**What the task asks:** Among these records, which lines include "lysine"? Copy them out.

Data entries for graphics
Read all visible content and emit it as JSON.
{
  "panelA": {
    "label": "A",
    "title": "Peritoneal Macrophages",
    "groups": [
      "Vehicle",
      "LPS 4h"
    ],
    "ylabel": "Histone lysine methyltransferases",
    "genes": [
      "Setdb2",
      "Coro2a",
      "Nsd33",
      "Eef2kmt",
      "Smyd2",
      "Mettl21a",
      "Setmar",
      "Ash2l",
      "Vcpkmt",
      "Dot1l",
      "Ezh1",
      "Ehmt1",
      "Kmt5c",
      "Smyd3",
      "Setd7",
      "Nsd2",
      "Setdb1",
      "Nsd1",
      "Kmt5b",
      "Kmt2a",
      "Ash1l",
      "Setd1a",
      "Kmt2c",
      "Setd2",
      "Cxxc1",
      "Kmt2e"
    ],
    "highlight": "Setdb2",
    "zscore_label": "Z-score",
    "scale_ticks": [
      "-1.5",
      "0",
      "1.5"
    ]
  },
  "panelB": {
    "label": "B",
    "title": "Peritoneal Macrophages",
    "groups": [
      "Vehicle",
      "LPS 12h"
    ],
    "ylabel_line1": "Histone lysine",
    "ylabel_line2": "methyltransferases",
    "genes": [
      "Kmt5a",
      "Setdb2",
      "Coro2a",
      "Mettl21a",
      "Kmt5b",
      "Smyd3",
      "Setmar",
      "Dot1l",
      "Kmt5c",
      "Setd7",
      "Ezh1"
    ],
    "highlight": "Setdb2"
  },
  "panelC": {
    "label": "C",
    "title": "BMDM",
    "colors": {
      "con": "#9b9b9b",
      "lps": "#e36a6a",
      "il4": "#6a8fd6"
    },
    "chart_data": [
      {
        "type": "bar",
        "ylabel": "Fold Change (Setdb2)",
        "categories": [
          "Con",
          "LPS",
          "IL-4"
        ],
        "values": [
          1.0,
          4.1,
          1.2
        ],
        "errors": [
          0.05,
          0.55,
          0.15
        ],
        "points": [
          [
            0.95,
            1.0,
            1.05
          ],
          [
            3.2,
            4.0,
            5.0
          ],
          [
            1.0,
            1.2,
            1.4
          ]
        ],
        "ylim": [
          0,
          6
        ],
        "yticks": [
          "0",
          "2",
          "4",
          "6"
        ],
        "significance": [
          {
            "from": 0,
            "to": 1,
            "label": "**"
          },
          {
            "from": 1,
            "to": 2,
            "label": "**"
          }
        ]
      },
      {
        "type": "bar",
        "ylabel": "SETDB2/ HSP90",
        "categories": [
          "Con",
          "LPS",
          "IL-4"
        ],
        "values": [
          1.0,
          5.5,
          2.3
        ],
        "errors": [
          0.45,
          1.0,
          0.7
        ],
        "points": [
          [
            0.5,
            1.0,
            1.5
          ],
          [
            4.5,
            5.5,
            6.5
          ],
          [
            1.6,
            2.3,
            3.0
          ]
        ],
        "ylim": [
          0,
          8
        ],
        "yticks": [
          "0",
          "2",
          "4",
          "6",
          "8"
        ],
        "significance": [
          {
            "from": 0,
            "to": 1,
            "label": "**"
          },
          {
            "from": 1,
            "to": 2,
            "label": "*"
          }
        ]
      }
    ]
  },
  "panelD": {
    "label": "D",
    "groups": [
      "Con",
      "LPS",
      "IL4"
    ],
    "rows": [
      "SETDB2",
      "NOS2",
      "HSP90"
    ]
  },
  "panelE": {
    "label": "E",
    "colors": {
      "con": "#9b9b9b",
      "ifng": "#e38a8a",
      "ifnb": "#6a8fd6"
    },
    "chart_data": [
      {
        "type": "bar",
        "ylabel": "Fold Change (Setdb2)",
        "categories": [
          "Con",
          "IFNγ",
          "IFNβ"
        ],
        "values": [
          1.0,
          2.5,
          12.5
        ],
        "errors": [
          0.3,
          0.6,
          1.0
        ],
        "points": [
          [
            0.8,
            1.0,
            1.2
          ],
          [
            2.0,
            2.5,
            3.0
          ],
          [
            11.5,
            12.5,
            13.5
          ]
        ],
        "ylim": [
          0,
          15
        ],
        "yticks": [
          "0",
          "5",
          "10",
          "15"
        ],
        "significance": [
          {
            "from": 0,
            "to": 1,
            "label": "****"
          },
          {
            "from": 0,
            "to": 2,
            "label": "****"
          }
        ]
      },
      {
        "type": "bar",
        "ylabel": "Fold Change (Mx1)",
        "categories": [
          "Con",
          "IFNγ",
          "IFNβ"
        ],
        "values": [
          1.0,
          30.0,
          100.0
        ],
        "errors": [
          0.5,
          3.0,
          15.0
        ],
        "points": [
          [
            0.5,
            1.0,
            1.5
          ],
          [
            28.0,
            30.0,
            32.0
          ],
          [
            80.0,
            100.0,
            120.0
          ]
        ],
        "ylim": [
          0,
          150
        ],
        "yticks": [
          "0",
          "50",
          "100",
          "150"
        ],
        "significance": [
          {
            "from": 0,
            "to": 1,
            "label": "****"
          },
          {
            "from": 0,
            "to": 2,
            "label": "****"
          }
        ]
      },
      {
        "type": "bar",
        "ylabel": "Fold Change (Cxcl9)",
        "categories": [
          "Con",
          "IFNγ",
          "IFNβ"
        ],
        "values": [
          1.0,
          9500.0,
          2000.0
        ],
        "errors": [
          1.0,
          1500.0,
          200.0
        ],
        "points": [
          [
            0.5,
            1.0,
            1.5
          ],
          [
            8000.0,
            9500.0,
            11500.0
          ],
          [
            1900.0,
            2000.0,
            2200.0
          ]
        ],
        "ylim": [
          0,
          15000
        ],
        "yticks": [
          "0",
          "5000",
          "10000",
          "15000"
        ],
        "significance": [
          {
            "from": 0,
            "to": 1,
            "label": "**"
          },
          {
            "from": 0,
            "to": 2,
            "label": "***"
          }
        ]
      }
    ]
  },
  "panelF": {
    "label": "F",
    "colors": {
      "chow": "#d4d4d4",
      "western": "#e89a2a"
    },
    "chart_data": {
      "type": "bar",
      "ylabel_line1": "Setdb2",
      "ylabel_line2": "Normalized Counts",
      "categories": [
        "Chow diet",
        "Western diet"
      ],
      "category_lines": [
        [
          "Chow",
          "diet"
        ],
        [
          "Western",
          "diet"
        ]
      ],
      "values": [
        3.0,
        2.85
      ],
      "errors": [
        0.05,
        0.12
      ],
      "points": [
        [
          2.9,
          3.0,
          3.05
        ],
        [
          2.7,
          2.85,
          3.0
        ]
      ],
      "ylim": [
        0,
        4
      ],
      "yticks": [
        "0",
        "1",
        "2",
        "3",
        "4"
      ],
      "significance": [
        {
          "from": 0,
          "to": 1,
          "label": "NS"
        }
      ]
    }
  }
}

**Solution for this exercise:**
    "ylabel": "Histone lysine methyltransferases",
    "ylabel_line1": "Histone lysine",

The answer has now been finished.